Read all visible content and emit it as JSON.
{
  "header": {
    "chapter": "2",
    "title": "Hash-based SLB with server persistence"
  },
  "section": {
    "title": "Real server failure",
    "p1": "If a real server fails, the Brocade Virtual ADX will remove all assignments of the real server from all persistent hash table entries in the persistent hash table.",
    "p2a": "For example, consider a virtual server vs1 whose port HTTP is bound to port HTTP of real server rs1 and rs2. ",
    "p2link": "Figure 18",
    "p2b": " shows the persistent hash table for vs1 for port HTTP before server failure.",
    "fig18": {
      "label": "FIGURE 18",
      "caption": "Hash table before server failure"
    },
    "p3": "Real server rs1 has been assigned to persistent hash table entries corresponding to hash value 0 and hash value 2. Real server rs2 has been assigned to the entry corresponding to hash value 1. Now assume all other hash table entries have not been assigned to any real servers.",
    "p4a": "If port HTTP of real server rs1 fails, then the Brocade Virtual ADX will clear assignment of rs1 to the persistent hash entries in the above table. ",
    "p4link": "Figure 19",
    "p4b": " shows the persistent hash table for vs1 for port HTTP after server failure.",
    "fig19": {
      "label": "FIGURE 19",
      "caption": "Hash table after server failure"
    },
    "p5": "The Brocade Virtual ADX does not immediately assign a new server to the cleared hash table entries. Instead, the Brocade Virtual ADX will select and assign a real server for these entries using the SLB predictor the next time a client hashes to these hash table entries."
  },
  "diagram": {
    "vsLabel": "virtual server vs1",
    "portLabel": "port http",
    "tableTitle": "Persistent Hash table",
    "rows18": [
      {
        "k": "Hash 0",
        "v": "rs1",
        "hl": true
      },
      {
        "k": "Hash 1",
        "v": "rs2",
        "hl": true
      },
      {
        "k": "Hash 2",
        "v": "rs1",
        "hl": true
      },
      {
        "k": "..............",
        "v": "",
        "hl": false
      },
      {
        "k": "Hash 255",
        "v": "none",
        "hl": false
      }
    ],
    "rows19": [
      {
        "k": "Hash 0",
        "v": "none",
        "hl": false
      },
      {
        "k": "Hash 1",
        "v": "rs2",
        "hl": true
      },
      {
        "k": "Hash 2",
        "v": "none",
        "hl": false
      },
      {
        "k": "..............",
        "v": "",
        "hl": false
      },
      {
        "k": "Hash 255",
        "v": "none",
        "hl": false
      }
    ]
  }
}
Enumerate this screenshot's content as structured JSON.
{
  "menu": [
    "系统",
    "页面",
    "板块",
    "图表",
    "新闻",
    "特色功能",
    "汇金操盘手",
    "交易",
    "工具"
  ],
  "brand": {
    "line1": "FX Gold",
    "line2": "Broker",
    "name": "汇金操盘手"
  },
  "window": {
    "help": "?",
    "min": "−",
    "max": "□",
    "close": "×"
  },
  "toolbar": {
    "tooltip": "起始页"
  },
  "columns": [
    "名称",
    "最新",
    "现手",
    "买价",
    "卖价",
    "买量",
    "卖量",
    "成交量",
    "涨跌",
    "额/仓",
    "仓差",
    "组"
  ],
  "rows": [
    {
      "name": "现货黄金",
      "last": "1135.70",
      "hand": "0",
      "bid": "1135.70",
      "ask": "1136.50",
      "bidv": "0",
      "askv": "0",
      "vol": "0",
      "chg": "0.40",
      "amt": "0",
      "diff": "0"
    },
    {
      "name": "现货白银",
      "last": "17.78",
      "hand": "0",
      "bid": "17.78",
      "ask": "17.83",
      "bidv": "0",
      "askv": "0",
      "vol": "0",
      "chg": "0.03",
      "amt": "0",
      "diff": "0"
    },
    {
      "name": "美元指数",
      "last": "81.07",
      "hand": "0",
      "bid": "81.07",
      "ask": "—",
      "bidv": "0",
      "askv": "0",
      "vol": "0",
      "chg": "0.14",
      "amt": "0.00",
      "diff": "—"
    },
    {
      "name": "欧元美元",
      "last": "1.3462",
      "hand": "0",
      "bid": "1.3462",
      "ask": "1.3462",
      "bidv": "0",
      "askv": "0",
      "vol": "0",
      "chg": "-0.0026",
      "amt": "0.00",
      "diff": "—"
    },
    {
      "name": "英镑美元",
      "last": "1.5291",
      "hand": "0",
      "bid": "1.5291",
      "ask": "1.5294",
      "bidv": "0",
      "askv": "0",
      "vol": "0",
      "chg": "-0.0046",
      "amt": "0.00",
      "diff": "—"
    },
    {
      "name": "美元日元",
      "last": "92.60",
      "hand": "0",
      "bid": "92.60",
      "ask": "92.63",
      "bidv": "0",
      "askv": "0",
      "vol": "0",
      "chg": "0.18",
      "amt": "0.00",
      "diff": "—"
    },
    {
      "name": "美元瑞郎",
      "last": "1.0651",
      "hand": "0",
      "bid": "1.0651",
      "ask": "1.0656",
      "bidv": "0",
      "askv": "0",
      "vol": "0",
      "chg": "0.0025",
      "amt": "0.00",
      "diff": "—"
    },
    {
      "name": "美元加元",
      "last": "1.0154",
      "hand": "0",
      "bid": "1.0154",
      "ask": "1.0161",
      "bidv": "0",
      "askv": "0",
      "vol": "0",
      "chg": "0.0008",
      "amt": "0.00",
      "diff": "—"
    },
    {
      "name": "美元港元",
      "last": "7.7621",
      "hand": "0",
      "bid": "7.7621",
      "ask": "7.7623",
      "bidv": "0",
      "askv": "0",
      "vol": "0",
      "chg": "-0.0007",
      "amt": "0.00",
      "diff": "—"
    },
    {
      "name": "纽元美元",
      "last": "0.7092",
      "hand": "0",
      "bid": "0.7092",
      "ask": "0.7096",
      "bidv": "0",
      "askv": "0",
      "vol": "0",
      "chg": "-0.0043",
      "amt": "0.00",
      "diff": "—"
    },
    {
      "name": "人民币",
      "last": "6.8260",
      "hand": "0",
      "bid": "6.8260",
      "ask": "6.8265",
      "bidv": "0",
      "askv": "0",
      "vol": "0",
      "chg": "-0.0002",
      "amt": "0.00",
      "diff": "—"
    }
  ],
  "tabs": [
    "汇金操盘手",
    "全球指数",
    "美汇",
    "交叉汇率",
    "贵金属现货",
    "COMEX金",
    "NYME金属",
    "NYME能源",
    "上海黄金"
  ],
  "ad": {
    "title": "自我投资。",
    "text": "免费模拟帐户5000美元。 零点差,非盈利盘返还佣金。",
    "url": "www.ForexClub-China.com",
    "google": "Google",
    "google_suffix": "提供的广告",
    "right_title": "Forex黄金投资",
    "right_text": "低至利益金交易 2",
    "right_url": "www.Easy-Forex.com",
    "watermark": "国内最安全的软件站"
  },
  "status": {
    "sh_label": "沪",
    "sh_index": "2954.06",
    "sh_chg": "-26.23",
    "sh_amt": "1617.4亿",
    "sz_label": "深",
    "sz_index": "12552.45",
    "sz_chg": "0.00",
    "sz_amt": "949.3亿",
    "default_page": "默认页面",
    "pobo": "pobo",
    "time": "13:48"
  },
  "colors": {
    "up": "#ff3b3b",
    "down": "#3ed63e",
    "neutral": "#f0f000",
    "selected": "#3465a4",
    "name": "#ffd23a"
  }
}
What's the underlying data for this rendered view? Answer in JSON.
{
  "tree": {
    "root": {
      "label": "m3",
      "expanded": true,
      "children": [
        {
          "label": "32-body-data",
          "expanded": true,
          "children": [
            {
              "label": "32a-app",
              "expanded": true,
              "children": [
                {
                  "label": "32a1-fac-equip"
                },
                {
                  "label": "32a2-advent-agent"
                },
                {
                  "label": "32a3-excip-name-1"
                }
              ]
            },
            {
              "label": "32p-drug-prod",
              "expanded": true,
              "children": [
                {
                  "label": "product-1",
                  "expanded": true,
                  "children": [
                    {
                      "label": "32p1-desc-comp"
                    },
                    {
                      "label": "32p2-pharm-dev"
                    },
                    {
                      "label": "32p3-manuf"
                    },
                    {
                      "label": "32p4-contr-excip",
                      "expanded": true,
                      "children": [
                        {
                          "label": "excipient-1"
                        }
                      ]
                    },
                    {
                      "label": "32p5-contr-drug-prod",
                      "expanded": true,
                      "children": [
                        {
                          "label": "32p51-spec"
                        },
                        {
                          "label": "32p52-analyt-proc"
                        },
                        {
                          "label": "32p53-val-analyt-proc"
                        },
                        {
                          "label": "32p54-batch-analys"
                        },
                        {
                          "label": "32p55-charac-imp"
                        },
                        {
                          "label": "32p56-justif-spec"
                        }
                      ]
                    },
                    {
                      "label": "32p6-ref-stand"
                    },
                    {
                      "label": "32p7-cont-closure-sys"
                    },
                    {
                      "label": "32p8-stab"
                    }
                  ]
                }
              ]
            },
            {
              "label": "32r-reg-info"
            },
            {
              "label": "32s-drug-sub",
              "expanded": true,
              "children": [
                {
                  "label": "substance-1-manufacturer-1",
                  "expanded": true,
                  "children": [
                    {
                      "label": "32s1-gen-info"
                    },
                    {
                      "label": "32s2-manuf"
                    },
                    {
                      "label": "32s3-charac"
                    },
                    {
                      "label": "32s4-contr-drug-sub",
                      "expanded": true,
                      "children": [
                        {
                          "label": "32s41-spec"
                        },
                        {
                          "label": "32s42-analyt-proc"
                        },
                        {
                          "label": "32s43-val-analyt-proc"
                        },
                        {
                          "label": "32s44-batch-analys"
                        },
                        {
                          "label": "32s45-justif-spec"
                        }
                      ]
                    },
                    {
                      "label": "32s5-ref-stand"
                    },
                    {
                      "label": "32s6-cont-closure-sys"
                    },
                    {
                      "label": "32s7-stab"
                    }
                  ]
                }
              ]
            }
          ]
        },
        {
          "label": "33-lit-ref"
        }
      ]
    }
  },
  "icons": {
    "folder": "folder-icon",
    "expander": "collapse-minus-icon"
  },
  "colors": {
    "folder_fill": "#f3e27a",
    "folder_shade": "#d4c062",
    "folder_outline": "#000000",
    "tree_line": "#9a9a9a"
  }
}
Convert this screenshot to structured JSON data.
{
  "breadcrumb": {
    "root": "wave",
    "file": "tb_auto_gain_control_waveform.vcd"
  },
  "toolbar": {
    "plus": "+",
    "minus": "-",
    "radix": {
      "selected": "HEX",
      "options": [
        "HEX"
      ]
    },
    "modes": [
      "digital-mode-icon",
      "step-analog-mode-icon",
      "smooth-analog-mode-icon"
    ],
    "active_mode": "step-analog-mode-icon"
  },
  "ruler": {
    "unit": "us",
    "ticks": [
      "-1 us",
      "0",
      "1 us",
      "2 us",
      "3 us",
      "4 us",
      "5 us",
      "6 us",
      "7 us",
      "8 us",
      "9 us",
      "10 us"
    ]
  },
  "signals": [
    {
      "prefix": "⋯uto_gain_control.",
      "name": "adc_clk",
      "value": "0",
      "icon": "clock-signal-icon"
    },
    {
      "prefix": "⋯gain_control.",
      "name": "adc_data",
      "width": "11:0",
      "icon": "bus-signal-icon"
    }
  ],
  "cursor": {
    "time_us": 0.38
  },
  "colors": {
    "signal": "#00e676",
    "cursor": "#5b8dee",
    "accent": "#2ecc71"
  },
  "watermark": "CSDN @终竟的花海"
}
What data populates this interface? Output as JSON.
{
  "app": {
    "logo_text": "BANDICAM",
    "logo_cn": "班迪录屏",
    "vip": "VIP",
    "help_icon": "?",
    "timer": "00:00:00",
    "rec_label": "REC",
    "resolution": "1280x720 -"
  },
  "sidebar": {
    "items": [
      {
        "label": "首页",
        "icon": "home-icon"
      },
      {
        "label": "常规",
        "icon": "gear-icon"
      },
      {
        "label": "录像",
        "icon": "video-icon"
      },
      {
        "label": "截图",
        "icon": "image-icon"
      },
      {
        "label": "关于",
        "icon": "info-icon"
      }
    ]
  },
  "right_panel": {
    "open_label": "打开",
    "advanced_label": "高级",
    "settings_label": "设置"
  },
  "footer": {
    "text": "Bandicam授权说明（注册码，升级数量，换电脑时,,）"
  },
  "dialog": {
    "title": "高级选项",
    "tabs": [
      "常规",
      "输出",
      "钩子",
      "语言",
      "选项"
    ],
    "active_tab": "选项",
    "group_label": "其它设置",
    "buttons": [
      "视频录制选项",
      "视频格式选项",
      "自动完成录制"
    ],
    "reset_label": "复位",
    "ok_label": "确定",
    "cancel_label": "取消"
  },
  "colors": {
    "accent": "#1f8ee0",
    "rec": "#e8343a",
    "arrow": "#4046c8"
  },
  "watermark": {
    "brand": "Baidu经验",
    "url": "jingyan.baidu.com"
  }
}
__________________________________________________
Report each line in the preceding entries that holds the string "value".

- [Solved problem]:
    "p3": "Real server rs1 has been assigned to persistent hash table entries corresponding to hash value 0 and hash value 2. Real server rs2 has been assigned to the entry corresponding to hash value 1. Now assume all other hash table entries have not been assigned to any real servers.",
      "value": "0",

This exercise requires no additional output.